Instruction. Reproduce all the entries precisely.

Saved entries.
"""
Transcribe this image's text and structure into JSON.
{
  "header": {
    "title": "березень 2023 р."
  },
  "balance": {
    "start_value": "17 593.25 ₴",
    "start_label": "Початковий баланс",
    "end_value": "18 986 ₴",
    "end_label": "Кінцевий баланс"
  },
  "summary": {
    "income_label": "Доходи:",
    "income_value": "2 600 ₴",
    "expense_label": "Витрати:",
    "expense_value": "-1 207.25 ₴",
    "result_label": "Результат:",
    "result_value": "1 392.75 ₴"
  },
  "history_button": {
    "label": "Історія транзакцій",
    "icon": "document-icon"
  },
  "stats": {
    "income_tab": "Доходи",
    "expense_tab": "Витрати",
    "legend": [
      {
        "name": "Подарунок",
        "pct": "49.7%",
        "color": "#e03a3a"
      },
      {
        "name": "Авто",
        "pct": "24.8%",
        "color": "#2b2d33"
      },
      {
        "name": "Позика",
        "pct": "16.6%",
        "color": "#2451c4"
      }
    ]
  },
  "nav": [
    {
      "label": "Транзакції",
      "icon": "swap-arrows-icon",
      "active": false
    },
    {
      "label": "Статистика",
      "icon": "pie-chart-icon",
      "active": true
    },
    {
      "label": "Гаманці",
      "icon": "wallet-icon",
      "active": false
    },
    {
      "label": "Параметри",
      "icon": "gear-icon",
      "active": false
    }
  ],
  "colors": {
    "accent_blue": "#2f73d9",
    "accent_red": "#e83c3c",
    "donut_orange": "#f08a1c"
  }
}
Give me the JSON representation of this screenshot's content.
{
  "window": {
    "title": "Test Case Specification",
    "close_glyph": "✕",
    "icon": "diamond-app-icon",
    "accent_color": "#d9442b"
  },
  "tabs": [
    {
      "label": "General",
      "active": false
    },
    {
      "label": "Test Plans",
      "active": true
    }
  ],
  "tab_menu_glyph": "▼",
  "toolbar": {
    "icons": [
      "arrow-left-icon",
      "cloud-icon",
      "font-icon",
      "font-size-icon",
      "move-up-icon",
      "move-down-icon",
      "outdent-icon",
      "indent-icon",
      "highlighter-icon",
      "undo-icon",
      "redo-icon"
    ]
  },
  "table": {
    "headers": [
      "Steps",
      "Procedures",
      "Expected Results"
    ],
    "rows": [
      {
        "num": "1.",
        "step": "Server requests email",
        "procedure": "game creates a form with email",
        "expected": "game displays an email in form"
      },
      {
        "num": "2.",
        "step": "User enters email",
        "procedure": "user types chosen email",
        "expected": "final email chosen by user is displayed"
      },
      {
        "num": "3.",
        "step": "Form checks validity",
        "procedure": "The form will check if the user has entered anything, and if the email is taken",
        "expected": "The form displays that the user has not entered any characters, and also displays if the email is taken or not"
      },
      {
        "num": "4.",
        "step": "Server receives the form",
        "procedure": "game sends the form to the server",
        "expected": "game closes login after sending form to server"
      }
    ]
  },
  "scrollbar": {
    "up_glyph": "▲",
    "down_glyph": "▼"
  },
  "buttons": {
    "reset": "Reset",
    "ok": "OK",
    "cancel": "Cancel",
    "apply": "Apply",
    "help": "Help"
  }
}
"""
In response.
Transcribe this image's text and structure into JSON.
{
  "header": {
    "title": "березень 2023 р."
  },
  "balance": {
    "start_value": "17 593.25 ₴",
    "start_label": "Початковий баланс",
    "end_value": "18 986 ₴",
    "end_label": "Кінцевий баланс"
  },
  "summary": {
    "income_label": "Доходи:",
    "income_value": "2 600 ₴",
    "expense_label": "Витрати:",
    "expense_value": "-1 207.25 ₴",
    "result_label": "Результат:",
    "result_value": "1 392.75 ₴"
  },
  "history_button": {
    "label": "Історія транзакцій",
    "icon": "document-icon"
  },
  "stats": {
    "income_tab": "Доходи",
    "expense_tab": "Витрати",
    "legend": [
      {
        "name": "Подарунок",
        "pct": "49.7%",
        "color": "#e03a3a"
      },
      {
        "name": "Авто",
        "pct": "24.8%",
        "color": "#2b2d33"
      },
      {
        "name": "Позика",
        "pct": "16.6%",
        "color": "#2451c4"
      }
    ]
  },
  "nav": [
    {
      "label": "Транзакції",
      "icon": "swap-arrows-icon",
      "active": false
    },
    {
      "label": "Статистика",
      "icon": "pie-chart-icon",
      "active": true
    },
    {
      "label": "Гаманці",
      "icon": "wallet-icon",
      "active": false
    },
    {
      "label": "Параметри",
      "icon": "gear-icon",
      "active": false
    }
  ],
  "colors": {
    "accent_blue": "#2f73d9",
    "accent_red": "#e83c3c",
    "donut_orange": "#f08a1c"
  }
}
Give me the JSON representation of this screenshot's content.
{
  "window": {
    "title": "Test Case Specification",
    "close_glyph": "✕",
    "icon": "diamond-app-icon",
    "accent_color": "#d9442b"
  },
  "tabs": [
    {
      "label": "General",
      "active": false
    },
    {
      "label": "Test Plans",
      "active": true
    }
  ],
  "tab_menu_glyph": "▼",
  "toolbar": {
    "icons": [
      "arrow-left-icon",
      "cloud-icon",
      "font-icon",
      "font-size-icon",
      "move-up-icon",
      "move-down-icon",
      "outdent-icon",
      "indent-icon",
      "highlighter-icon",
      "undo-icon",
      "redo-icon"
    ]
  },
  "table": {
    "headers": [
      "Steps",
      "Procedures",
      "Expected Results"
    ],
    "rows": [
      {
        "num": "1.",
        "step": "Server requests email",
        "procedure": "game creates a form with email",
        "expected": "game displays an email in form"
      },
      {
        "num": "2.",
        "step": "User enters email",
        "procedure": "user types chosen email",
        "expected": "final email chosen by user is displayed"
      },
      {
        "num": "3.",
        "step": "Form checks validity",
        "procedure": "The form will check if the user has entered anything, and if the email is taken",
        "expected": "The form displays that the user has not entered any characters, and also displays if the email is taken or not"
      },
      {
        "num": "4.",
        "step": "Server receives the form",
        "procedure": "game sends the form to the server",
        "expected": "game closes login after sending form to server"
      }
    ]
  },
  "scrollbar": {
    "up_glyph": "▲",
    "down_glyph": "▼"
  },
  "buttons": {
    "reset": "Reset",
    "ok": "OK",
    "cancel": "Cancel",
    "apply": "Apply",
    "help": "Help"
  }
}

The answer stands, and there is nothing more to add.